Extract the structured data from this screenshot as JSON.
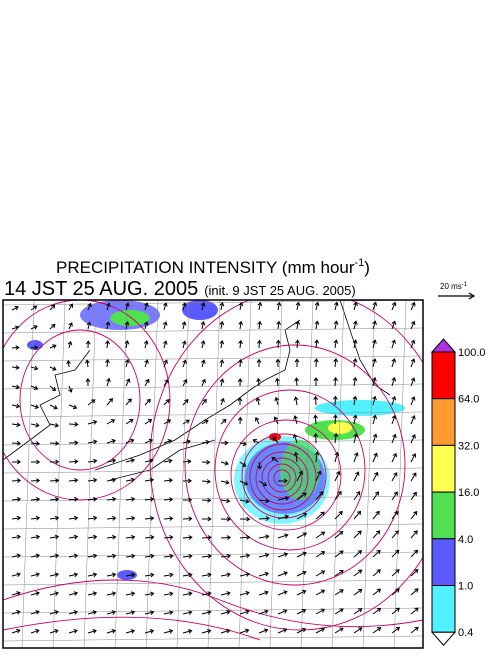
{
  "header": {
    "title": "PRECIPITATION INTENSITY (mm hour",
    "title_exponent": "-1",
    "title_close": ")",
    "time": "14 JST 25 AUG. 2005",
    "init": "(init. 9 JST 25 AUG. 2005)"
  },
  "vector_scale": {
    "label": "20 ms",
    "exponent": "-1"
  },
  "colorbar": {
    "labels": [
      "100.0",
      "64.0",
      "32.0",
      "16.0",
      "4.0",
      "1.0",
      "0.4"
    ],
    "over_color": "#b030e0",
    "colors": [
      "#ff0000",
      "#ff9a30",
      "#ffff50",
      "#50e050",
      "#5a5aff",
      "#50f0ff"
    ],
    "under_color": "#ffffff"
  }
}
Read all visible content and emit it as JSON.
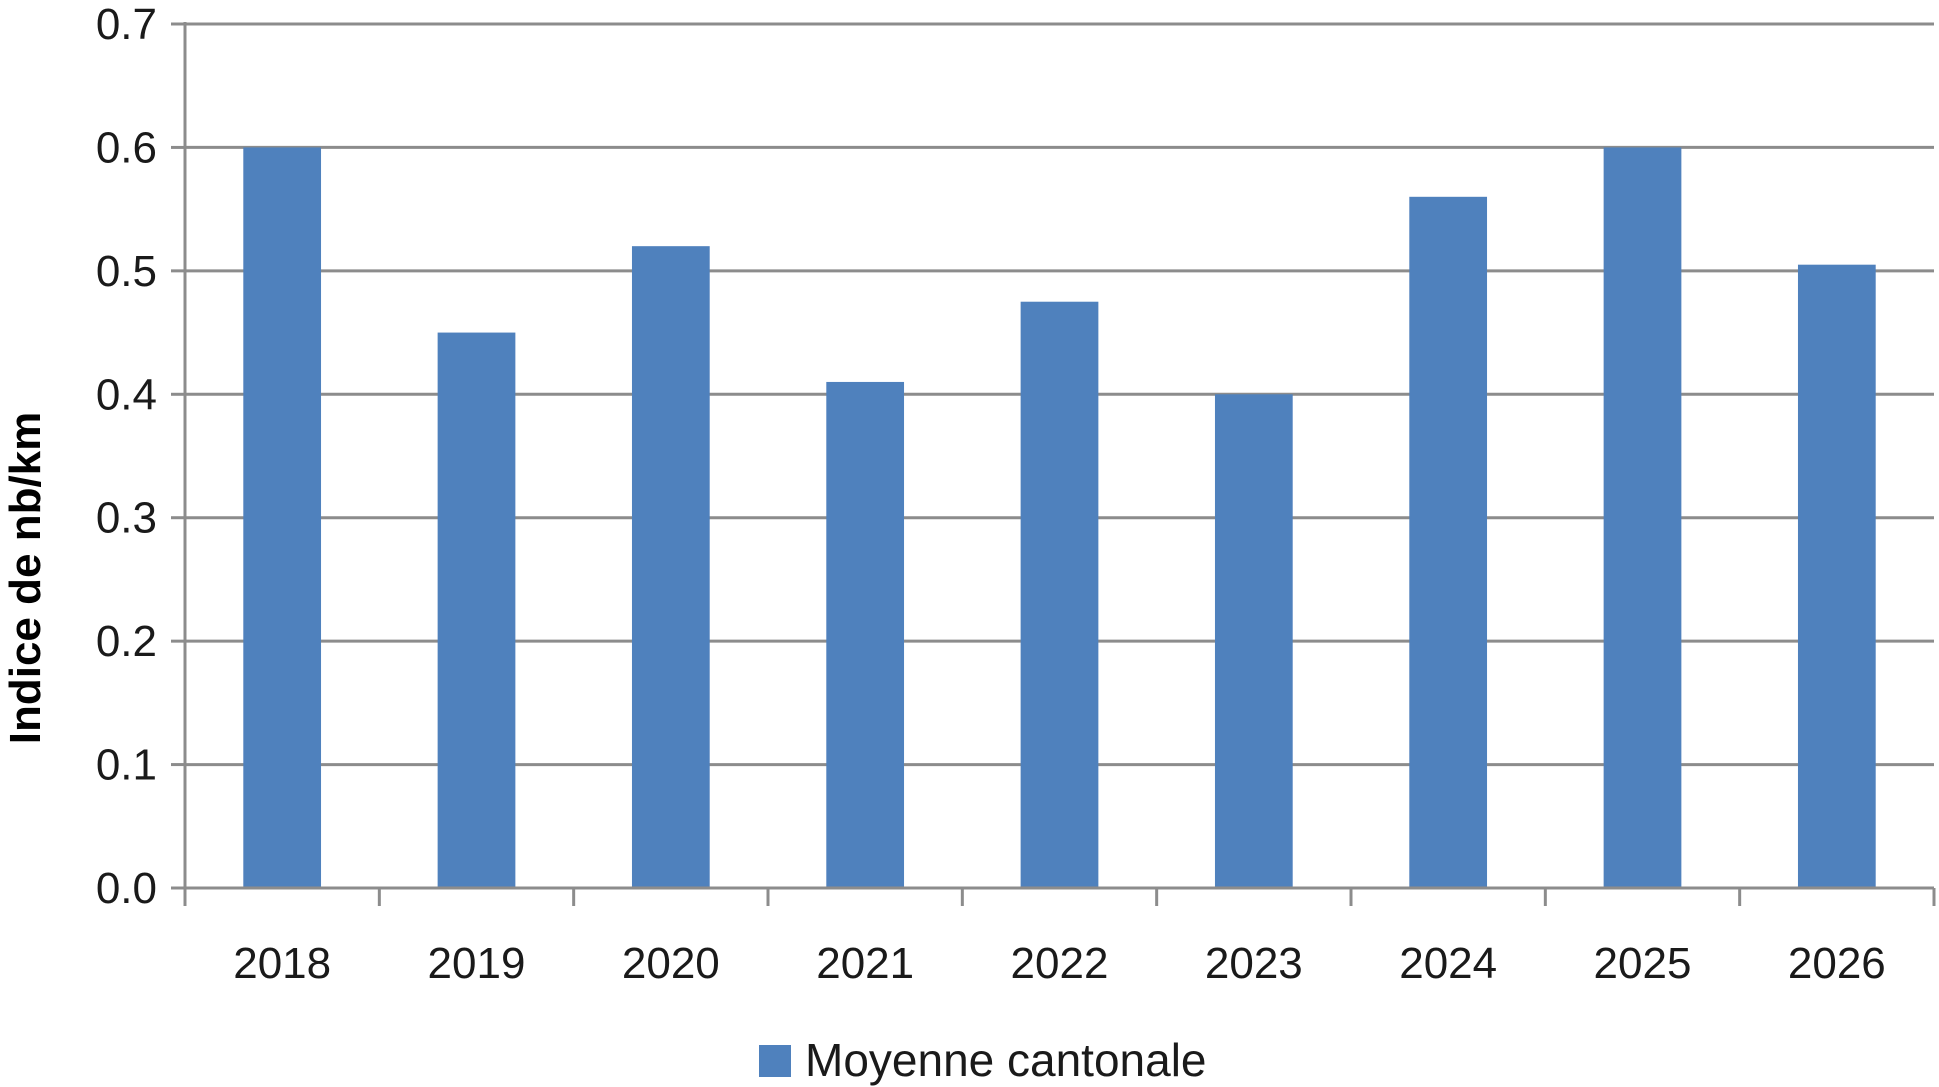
{
  "chart_data": {
    "type": "bar",
    "categories": [
      "2018",
      "2019",
      "2020",
      "2021",
      "2022",
      "2023",
      "2024",
      "2025",
      "2026"
    ],
    "series": [
      {
        "name": "Moyenne cantonale",
        "values": [
          0.6,
          0.45,
          0.52,
          0.41,
          0.475,
          0.4,
          0.56,
          0.6,
          0.505
        ],
        "color": "#4f81bd"
      }
    ],
    "ylabel": "Indice de nb/km",
    "ylim": [
      0,
      0.7
    ],
    "yticks": [
      "0.0",
      "0.1",
      "0.2",
      "0.3",
      "0.4",
      "0.5",
      "0.6",
      "0.7"
    ],
    "grid": true,
    "legend": "bottom-center"
  }
}
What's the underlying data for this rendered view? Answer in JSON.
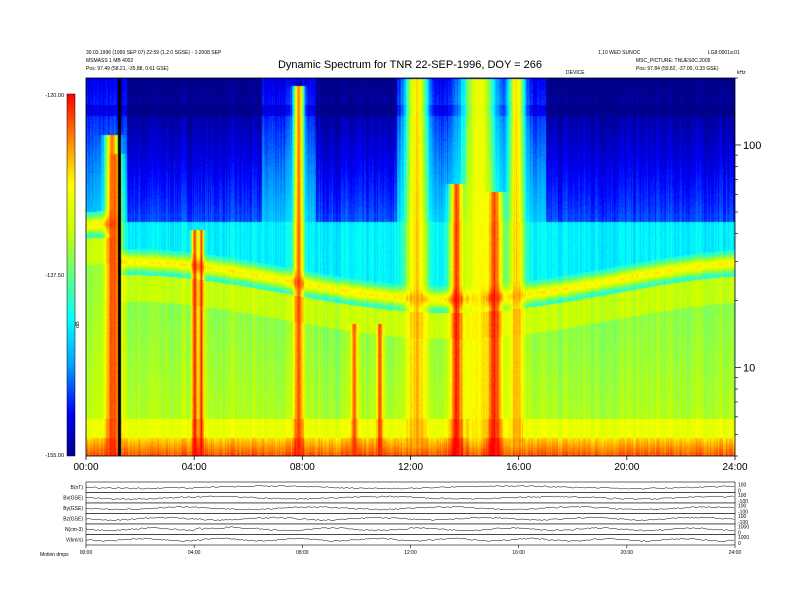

The exercise: Repeat each entry exactly as it appears; skip any picture.

Answer for the task:
Extract the structured data from this screenshot as JSON.
{
  "header": {
    "title": "PRECIPITATION INTENSITY (mm hour",
    "title_exponent": "-1",
    "title_close": ")",
    "time": "14 JST 25 AUG. 2005",
    "init": "(init. 9 JST 25 AUG. 2005)"
  },
  "vector_scale": {
    "label": "20 ms",
    "exponent": "-1"
  },
  "colorbar": {
    "labels": [
      "100.0",
      "64.0",
      "32.0",
      "16.0",
      "4.0",
      "1.0",
      "0.4"
    ],
    "over_color": "#b030e0",
    "colors": [
      "#ff0000",
      "#ff9a30",
      "#ffff50",
      "#50e050",
      "#5a5aff",
      "#50f0ff"
    ],
    "under_color": "#ffffff"
  }
}
Read all visible content and emit it as JSON.
{
  "chart_data": {
    "type": "bar",
    "categories": [
      "2018",
      "2019",
      "2020",
      "2021",
      "2022",
      "2023",
      "2024",
      "2025",
      "2026"
    ],
    "series": [
      {
        "name": "Moyenne cantonale",
        "values": [
          0.6,
          0.45,
          0.52,
          0.41,
          0.475,
          0.4,
          0.56,
          0.6,
          0.505
        ],
        "color": "#4f81bd"
      }
    ],
    "ylabel": "Indice de nb/km",
    "ylim": [
      0,
      0.7
    ],
    "yticks": [
      "0.0",
      "0.1",
      "0.2",
      "0.3",
      "0.4",
      "0.5",
      "0.6",
      "0.7"
    ],
    "grid": true,
    "legend": "bottom-center"
  }
}
What's the underlying data for this rendered view? Answer in JSON.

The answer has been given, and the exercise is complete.